== Written request ==
Set down the material once more, exactly as it appears.

== Material to process ==
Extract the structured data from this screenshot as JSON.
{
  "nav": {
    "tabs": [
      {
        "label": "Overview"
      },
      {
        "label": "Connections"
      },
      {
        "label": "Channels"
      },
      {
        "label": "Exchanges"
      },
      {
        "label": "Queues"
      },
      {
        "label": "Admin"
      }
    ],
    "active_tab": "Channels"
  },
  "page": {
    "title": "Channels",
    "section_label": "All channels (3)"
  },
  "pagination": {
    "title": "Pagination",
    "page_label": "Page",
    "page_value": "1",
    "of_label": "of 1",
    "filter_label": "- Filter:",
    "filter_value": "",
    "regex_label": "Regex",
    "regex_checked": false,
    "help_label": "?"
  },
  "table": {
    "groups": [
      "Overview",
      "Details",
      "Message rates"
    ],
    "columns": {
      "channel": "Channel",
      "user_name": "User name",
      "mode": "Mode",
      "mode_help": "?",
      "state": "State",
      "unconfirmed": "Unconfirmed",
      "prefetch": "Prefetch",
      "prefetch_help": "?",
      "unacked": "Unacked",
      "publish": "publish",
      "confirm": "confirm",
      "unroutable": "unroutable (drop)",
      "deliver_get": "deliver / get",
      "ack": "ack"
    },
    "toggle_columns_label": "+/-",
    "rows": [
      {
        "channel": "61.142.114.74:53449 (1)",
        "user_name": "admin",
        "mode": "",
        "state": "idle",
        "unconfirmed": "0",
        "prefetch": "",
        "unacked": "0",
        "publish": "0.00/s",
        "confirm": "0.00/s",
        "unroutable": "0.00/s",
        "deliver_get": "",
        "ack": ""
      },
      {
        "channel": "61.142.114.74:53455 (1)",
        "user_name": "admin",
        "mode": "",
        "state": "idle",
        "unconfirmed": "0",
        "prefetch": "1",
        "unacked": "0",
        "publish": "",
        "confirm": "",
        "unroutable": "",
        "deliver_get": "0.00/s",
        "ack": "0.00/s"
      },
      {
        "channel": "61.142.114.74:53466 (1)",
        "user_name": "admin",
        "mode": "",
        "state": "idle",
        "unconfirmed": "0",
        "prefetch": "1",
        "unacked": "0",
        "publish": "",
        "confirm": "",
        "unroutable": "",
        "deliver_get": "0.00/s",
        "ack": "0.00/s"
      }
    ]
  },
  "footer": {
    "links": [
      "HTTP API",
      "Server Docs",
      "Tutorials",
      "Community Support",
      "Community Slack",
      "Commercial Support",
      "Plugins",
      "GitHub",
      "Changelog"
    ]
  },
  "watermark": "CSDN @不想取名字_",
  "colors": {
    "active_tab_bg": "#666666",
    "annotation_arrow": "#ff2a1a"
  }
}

== Exercise solution ==
Extract the structured data from this screenshot as JSON.
{
  "nav": {
    "tabs": [
      {
        "label": "Overview"
      },
      {
        "label": "Connections"
      },
      {
        "label": "Channels"
      },
      {
        "label": "Exchanges"
      },
      {
        "label": "Queues"
      },
      {
        "label": "Admin"
      }
    ],
    "active_tab": "Channels"
  },
  "page": {
    "title": "Channels",
    "section_label": "All channels (3)"
  },
  "pagination": {
    "title": "Pagination",
    "page_label": "Page",
    "page_value": "1",
    "of_label": "of 1",
    "filter_label": "- Filter:",
    "filter_value": "",
    "regex_label": "Regex",
    "regex_checked": false,
    "help_label": "?"
  },
  "table": {
    "groups": [
      "Overview",
      "Details",
      "Message rates"
    ],
    "columns": {
      "channel": "Channel",
      "user_name": "User name",
      "mode": "Mode",
      "mode_help": "?",
      "state": "State",
      "unconfirmed": "Unconfirmed",
      "prefetch": "Prefetch",
      "prefetch_help": "?",
      "unacked": "Unacked",
      "publish": "publish",
      "confirm": "confirm",
      "unroutable": "unroutable (drop)",
      "deliver_get": "deliver / get",
      "ack": "ack"
    },
    "toggle_columns_label": "+/-",
    "rows": [
      {
        "channel": "61.142.114.74:53449 (1)",
        "user_name": "admin",
        "mode": "",
        "state": "idle",
        "unconfirmed": "0",
        "prefetch": "",
        "unacked": "0",
        "publish": "0.00/s",
        "confirm": "0.00/s",
        "unroutable": "0.00/s",
        "deliver_get": "",
        "ack": ""
      },
      {
        "channel": "61.142.114.74:53455 (1)",
        "user_name": "admin",
        "mode": "",
        "state": "idle",
        "unconfirmed": "0",
        "prefetch": "1",
        "unacked": "0",
        "publish": "",
        "confirm": "",
        "unroutable": "",
        "deliver_get": "0.00/s",
        "ack": "0.00/s"
      },
      {
        "channel": "61.142.114.74:53466 (1)",
        "user_name": "admin",
        "mode": "",
        "state": "idle",
        "unconfirmed": "0",
        "prefetch": "1",
        "unacked": "0",
        "publish": "",
        "confirm": "",
        "unroutable": "",
        "deliver_get": "0.00/s",
        "ack": "0.00/s"
      }
    ]
  },
  "footer": {
    "links": [
      "HTTP API",
      "Server Docs",
      "Tutorials",
      "Community Support",
      "Community Slack",
      "Commercial Support",
      "Plugins",
      "GitHub",
      "Changelog"
    ]
  },
  "watermark": "CSDN @不想取名字_",
  "colors": {
    "active_tab_bg": "#666666",
    "annotation_arrow": "#ff2a1a"
  }
}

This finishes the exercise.